Copy the items below word for word, from the very beginning through the line containing "legend-label: DWA_3D [142, 71, 206, 90]".

** BEGIN Task material **

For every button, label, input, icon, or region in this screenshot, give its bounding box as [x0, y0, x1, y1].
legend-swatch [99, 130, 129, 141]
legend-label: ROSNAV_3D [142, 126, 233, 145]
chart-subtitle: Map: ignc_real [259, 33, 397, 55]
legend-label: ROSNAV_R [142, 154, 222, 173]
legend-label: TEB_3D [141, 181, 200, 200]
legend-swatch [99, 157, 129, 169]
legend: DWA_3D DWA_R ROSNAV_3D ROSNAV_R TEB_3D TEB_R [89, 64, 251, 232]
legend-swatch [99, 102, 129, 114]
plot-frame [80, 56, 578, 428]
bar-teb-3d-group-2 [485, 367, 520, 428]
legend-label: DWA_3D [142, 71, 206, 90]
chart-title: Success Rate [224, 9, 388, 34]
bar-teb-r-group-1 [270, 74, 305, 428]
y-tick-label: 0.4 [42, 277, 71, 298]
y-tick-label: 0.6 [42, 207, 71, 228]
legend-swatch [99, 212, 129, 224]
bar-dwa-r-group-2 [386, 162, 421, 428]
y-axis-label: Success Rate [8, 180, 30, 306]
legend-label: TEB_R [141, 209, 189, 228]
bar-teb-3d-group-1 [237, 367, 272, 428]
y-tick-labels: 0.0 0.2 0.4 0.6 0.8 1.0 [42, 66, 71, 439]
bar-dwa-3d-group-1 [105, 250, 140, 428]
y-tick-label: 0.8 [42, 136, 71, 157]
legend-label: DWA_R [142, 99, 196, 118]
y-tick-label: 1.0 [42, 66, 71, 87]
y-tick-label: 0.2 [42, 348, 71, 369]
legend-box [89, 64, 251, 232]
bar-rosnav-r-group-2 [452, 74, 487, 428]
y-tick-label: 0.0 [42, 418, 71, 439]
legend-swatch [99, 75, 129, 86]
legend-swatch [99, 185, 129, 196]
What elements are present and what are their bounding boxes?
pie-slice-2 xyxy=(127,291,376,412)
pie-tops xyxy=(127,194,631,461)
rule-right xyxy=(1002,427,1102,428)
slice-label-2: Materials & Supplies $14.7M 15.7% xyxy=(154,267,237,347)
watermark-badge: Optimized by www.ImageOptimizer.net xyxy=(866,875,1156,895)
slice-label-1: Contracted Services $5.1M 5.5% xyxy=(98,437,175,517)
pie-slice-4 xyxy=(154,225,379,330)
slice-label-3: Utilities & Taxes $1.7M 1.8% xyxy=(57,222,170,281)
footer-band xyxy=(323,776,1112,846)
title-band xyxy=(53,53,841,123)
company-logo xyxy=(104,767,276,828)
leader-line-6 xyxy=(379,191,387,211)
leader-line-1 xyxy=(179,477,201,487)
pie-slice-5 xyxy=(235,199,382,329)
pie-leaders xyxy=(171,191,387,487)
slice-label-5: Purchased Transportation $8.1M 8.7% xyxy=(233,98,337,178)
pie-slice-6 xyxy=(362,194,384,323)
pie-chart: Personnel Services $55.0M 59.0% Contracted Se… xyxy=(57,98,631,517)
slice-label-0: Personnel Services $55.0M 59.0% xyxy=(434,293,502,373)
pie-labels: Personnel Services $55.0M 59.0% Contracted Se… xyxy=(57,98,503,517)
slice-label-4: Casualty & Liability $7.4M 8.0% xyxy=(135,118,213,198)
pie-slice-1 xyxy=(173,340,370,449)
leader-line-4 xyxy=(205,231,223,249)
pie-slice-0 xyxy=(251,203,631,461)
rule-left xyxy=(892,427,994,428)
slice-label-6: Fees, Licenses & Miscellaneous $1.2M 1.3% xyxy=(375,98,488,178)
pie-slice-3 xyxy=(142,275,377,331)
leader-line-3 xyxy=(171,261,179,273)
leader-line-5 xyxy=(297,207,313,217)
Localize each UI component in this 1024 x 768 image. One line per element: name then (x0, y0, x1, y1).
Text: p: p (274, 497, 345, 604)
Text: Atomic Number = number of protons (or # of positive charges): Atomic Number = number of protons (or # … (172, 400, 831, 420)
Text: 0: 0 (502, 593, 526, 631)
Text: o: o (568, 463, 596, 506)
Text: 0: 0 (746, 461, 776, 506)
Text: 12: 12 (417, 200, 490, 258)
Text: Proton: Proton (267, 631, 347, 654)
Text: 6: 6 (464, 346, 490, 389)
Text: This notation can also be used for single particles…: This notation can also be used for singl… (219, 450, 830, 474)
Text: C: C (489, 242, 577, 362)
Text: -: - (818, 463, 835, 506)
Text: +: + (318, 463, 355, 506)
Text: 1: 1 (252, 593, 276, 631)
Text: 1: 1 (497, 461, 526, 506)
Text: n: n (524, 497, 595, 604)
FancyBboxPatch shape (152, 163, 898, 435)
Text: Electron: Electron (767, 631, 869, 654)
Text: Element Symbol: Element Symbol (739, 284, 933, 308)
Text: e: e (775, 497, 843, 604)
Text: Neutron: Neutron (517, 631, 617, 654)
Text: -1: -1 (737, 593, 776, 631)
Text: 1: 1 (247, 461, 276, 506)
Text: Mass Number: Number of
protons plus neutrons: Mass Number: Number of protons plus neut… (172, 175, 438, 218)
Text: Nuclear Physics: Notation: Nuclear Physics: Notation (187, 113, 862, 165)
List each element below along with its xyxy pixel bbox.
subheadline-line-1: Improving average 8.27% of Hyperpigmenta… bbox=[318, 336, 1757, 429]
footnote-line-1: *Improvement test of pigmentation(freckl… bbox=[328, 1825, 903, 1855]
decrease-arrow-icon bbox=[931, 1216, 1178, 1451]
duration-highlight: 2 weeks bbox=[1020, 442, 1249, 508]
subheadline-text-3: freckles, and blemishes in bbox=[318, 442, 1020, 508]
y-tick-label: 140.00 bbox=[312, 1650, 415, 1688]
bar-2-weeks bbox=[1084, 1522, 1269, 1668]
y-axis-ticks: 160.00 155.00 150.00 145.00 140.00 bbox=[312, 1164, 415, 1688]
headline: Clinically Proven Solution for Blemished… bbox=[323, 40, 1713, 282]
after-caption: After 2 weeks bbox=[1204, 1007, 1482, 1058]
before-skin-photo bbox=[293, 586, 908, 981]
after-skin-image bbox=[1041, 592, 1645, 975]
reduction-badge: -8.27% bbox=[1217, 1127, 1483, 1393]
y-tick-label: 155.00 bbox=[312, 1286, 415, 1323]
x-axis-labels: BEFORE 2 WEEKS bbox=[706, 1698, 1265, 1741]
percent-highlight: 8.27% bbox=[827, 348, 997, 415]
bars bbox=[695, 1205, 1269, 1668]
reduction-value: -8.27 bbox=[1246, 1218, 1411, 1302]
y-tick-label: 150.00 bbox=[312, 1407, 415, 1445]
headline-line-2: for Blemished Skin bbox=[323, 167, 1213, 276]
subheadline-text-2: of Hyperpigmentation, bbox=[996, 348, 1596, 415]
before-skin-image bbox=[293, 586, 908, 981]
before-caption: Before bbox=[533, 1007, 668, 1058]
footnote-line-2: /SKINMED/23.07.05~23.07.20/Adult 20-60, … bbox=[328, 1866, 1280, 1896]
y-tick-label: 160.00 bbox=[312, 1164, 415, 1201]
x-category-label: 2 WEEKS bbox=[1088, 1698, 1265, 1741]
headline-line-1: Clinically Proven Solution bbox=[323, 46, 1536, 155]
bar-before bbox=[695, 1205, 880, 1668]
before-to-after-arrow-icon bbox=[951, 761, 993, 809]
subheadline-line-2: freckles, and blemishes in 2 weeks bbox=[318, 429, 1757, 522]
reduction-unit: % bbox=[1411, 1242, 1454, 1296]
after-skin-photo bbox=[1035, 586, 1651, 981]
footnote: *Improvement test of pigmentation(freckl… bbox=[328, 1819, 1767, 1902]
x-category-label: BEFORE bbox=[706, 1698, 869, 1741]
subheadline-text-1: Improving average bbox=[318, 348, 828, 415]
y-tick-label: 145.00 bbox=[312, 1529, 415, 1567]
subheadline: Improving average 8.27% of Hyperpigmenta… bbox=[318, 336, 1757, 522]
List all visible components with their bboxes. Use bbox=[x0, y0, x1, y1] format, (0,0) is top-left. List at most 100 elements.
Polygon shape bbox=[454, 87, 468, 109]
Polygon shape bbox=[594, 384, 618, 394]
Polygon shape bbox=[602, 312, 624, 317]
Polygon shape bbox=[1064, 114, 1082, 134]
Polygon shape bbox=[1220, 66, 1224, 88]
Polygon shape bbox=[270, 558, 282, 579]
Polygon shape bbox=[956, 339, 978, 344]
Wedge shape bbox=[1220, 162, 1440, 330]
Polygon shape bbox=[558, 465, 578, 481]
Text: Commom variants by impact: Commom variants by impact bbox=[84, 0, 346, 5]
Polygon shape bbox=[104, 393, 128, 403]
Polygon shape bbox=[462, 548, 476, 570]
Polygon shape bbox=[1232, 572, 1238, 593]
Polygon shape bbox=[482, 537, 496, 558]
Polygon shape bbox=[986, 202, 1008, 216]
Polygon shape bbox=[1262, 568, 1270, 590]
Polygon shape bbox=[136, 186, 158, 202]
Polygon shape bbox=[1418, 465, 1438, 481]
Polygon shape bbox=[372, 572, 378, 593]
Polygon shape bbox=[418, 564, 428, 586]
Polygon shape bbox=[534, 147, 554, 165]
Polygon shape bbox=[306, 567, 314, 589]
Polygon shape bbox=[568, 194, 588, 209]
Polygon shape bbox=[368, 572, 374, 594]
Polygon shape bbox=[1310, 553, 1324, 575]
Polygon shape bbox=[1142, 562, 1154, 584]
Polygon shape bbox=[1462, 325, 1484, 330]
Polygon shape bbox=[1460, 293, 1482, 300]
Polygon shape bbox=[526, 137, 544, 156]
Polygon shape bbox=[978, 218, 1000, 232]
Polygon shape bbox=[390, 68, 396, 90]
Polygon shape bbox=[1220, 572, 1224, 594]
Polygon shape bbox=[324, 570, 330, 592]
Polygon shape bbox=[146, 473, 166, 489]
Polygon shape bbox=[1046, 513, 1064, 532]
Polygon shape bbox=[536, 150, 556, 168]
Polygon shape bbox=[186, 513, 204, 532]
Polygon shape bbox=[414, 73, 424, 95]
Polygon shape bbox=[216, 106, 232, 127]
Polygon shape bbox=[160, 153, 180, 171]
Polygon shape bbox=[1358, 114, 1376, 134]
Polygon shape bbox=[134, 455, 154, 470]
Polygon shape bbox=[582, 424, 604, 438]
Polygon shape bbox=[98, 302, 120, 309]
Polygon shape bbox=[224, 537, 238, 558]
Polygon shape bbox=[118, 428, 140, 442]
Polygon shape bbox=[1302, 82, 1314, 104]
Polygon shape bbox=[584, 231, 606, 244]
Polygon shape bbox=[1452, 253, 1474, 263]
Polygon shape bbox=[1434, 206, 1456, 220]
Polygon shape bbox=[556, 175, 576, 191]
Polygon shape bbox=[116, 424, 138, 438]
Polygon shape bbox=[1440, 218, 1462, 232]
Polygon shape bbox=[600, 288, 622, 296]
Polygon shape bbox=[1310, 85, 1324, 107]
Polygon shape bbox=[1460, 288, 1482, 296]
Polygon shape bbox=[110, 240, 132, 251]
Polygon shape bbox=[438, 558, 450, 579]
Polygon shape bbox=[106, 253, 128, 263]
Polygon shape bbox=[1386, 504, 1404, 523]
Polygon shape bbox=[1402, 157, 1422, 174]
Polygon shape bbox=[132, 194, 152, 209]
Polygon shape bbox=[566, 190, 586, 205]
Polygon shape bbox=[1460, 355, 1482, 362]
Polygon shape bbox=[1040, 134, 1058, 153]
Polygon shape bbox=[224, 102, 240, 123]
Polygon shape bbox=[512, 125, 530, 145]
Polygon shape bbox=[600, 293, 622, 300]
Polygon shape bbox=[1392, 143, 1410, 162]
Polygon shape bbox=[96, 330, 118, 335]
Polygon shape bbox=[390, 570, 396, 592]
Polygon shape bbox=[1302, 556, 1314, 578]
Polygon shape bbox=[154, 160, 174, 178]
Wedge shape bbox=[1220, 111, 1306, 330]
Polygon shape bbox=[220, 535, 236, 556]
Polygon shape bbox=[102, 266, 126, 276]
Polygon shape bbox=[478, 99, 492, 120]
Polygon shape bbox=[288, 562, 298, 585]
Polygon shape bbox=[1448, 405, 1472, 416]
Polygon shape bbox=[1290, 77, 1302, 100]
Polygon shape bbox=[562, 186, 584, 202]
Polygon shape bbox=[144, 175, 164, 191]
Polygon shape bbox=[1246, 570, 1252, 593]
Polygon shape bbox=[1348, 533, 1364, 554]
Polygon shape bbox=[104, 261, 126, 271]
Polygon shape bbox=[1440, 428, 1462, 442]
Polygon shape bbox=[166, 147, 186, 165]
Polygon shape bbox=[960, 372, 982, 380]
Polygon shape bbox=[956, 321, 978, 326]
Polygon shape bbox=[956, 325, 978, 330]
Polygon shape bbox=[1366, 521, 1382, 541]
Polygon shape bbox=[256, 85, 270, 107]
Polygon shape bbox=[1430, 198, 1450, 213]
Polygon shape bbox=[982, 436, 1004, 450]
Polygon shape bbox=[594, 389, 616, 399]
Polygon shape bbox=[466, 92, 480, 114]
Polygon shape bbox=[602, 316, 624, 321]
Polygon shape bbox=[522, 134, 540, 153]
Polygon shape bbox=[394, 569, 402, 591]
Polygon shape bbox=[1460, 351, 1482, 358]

** END Task material **

Result for this exercise:
For every button, label, input, icon, or region in this screenshot, give its bounding box as [x0, y0, x1, y1].
legend-swatch [99, 130, 129, 141]
legend-label: ROSNAV_3D [142, 126, 233, 145]
chart-subtitle: Map: ignc_real [259, 33, 397, 55]
legend-label: ROSNAV_R [142, 154, 222, 173]
legend-label: TEB_3D [141, 181, 200, 200]
legend-swatch [99, 157, 129, 169]
legend: DWA_3D DWA_R ROSNAV_3D ROSNAV_R TEB_3D TEB_R [89, 64, 251, 232]
legend-swatch [99, 102, 129, 114]
plot-frame [80, 56, 578, 428]
bar-teb-3d-group-2 [485, 367, 520, 428]
legend-label: DWA_3D [142, 71, 206, 90]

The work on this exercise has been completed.